▶ **EXERCISE**:
From the records below, extract all the text exactly and leave the images behind.

▶ **DATASET ROWS**:
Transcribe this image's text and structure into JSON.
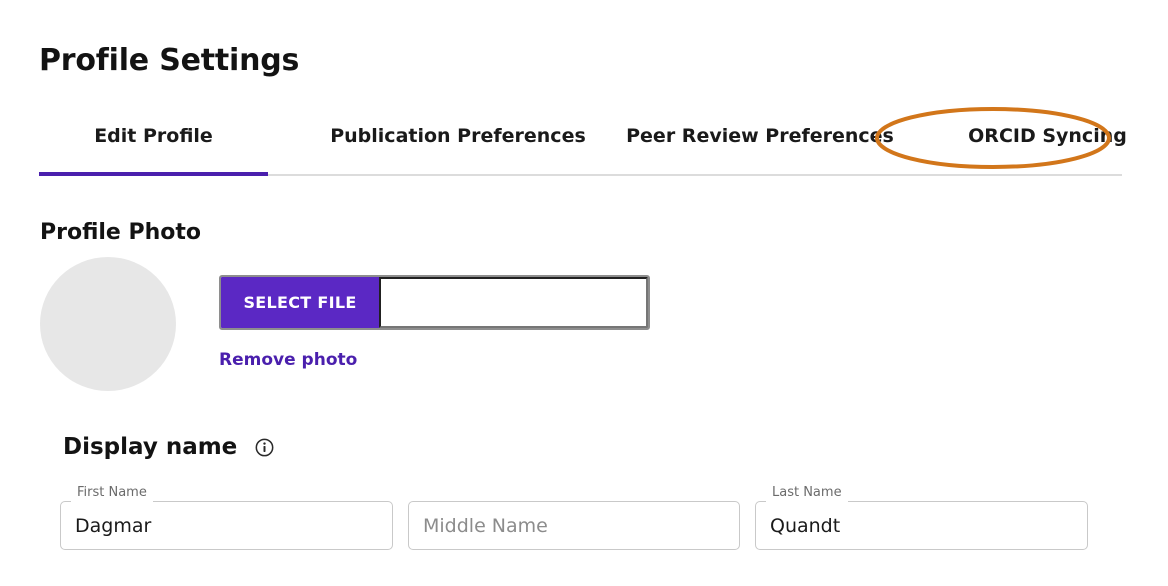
{
  "page": {
    "title": "Profile Settings"
  },
  "tabs": {
    "items": [
      {
        "label": "Edit Profile",
        "active": true
      },
      {
        "label": "Publication Preferences",
        "active": false
      },
      {
        "label": "Peer Review Preferences",
        "active": false
      },
      {
        "label": "ORCID Syncing",
        "active": false
      }
    ],
    "active_index": 0,
    "active_underline_color": "#4a1fad",
    "rule_color": "#dcdcdc"
  },
  "annotation": {
    "shape": "ellipse",
    "target": "ORCID Syncing",
    "color": "#d2761a",
    "stroke_width": 4
  },
  "profile_photo": {
    "heading": "Profile Photo",
    "avatar": {
      "icon": "avatar-placeholder",
      "fill": "#e7e7e7"
    },
    "select_file_label": "SELECT FILE",
    "select_file_color": "#5b28c4",
    "file_name_value": "",
    "file_name_placeholder": "",
    "remove_photo_label": "Remove photo",
    "remove_photo_color": "#4a1fad"
  },
  "display_name": {
    "heading": "Display name",
    "info_icon": "info-circle-icon",
    "fields": [
      {
        "label": "First Name",
        "value": "Dagmar",
        "placeholder": "",
        "has_floating_label": true
      },
      {
        "label": "",
        "value": "",
        "placeholder": "Middle Name",
        "has_floating_label": false
      },
      {
        "label": "Last Name",
        "value": "Quandt",
        "placeholder": "",
        "has_floating_label": true
      }
    ]
  }
}
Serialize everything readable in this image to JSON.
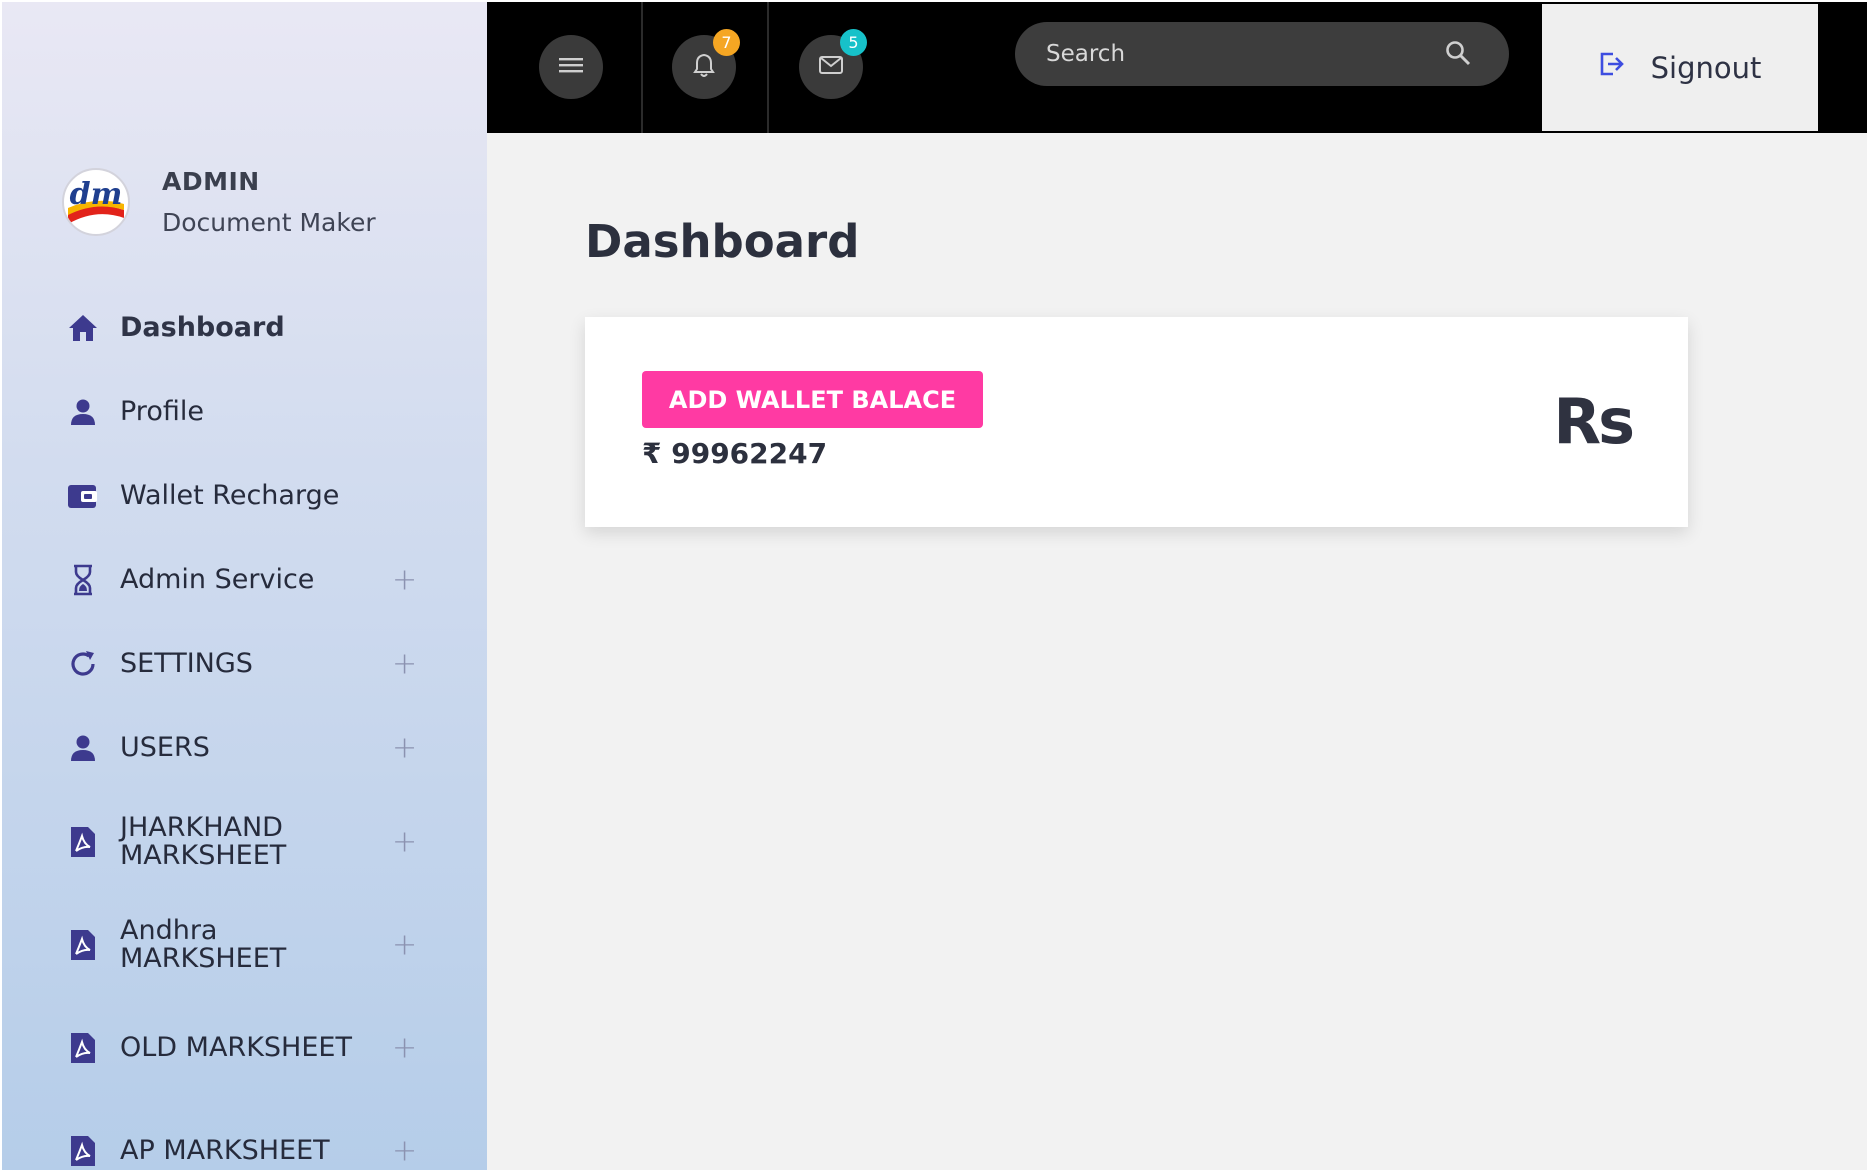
{
  "brand": {
    "title": "ADMIN",
    "subtitle": "Document Maker",
    "logo_text": "dm"
  },
  "sidebar": {
    "items": [
      {
        "label": "Dashboard",
        "icon": "home-icon",
        "expandable": false
      },
      {
        "label": "Profile",
        "icon": "user-icon",
        "expandable": false
      },
      {
        "label": "Wallet Recharge",
        "icon": "wallet-icon",
        "expandable": false
      },
      {
        "label": "Admin Service",
        "icon": "hourglass-icon",
        "expandable": true
      },
      {
        "label": "SETTINGS",
        "icon": "refresh-icon",
        "expandable": true
      },
      {
        "label": "USERS",
        "icon": "user-icon",
        "expandable": true
      },
      {
        "label": "JHARKHAND MARKSHEET",
        "icon": "pdf-icon",
        "expandable": true
      },
      {
        "label": "Andhra MARKSHEET",
        "icon": "pdf-icon",
        "expandable": true
      },
      {
        "label": "OLD MARKSHEET",
        "icon": "pdf-icon",
        "expandable": true
      },
      {
        "label": "AP MARKSHEET",
        "icon": "pdf-icon",
        "expandable": true
      }
    ],
    "expand_symbol": "+"
  },
  "topbar": {
    "notifications_count": "7",
    "messages_count": "5",
    "search_placeholder": "Search",
    "signout_label": "Signout",
    "colors": {
      "notification_badge": "#f5a623",
      "message_badge": "#17c1c9"
    }
  },
  "main": {
    "title": "Dashboard",
    "wallet_button_label": "ADD WALLET BALACE",
    "balance": "₹ 99962247",
    "currency_icon": "Rs"
  },
  "colors": {
    "accent": "#ff3aa3",
    "nav_icon": "#3d3a8e"
  }
}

▶ **EXERCISE RESULT**:
Transcribe this image's text and structure into JSON.
{
  "page": {
    "title": "Profile Settings"
  },
  "tabs": {
    "items": [
      {
        "label": "Edit Profile",
        "active": true
      },
      {
        "label": "Publication Preferences",
        "active": false
      },
      {
        "label": "Peer Review Preferences",
        "active": false
      },
      {
        "label": "ORCID Syncing",
        "active": false
      }
    ],
    "active_index": 0,
    "active_underline_color": "#4a1fad",
    "rule_color": "#dcdcdc"
  },
  "annotation": {
    "shape": "ellipse",
    "target": "ORCID Syncing",
    "color": "#d2761a",
    "stroke_width": 4
  },
  "profile_photo": {
    "heading": "Profile Photo",
    "avatar": {
      "icon": "avatar-placeholder",
      "fill": "#e7e7e7"
    },
    "select_file_label": "SELECT FILE",
    "select_file_color": "#5b28c4",
    "file_name_value": "",
    "file_name_placeholder": "",
    "remove_photo_label": "Remove photo",
    "remove_photo_color": "#4a1fad"
  },
  "display_name": {
    "heading": "Display name",
    "info_icon": "info-circle-icon",
    "fields": [
      {
        "label": "First Name",
        "value": "Dagmar",
        "placeholder": "",
        "has_floating_label": true
      },
      {
        "label": "",
        "value": "",
        "placeholder": "Middle Name",
        "has_floating_label": false
      },
      {
        "label": "Last Name",
        "value": "Quandt",
        "placeholder": "",
        "has_floating_label": true
      }
    ]
  }
}
Serialize everything readable in this image to JSON.
{
  "brand": {
    "title": "ADMIN",
    "subtitle": "Document Maker",
    "logo_text": "dm"
  },
  "sidebar": {
    "items": [
      {
        "label": "Dashboard",
        "icon": "home-icon",
        "expandable": false
      },
      {
        "label": "Profile",
        "icon": "user-icon",
        "expandable": false
      },
      {
        "label": "Wallet Recharge",
        "icon": "wallet-icon",
        "expandable": false
      },
      {
        "label": "Admin Service",
        "icon": "hourglass-icon",
        "expandable": true
      },
      {
        "label": "SETTINGS",
        "icon": "refresh-icon",
        "expandable": true
      },
      {
        "label": "USERS",
        "icon": "user-icon",
        "expandable": true
      },
      {
        "label": "JHARKHAND MARKSHEET",
        "icon": "pdf-icon",
        "expandable": true
      },
      {
        "label": "Andhra MARKSHEET",
        "icon": "pdf-icon",
        "expandable": true
      },
      {
        "label": "OLD MARKSHEET",
        "icon": "pdf-icon",
        "expandable": true
      },
      {
        "label": "AP MARKSHEET",
        "icon": "pdf-icon",
        "expandable": true
      }
    ],
    "expand_symbol": "+"
  },
  "topbar": {
    "notifications_count": "7",
    "messages_count": "5",
    "search_placeholder": "Search",
    "signout_label": "Signout",
    "colors": {
      "notification_badge": "#f5a623",
      "message_badge": "#17c1c9"
    }
  },
  "main": {
    "title": "Dashboard",
    "wallet_button_label": "ADD WALLET BALACE",
    "balance": "₹ 99962247",
    "currency_icon": "Rs"
  },
  "colors": {
    "accent": "#ff3aa3",
    "nav_icon": "#3d3a8e"
  }
}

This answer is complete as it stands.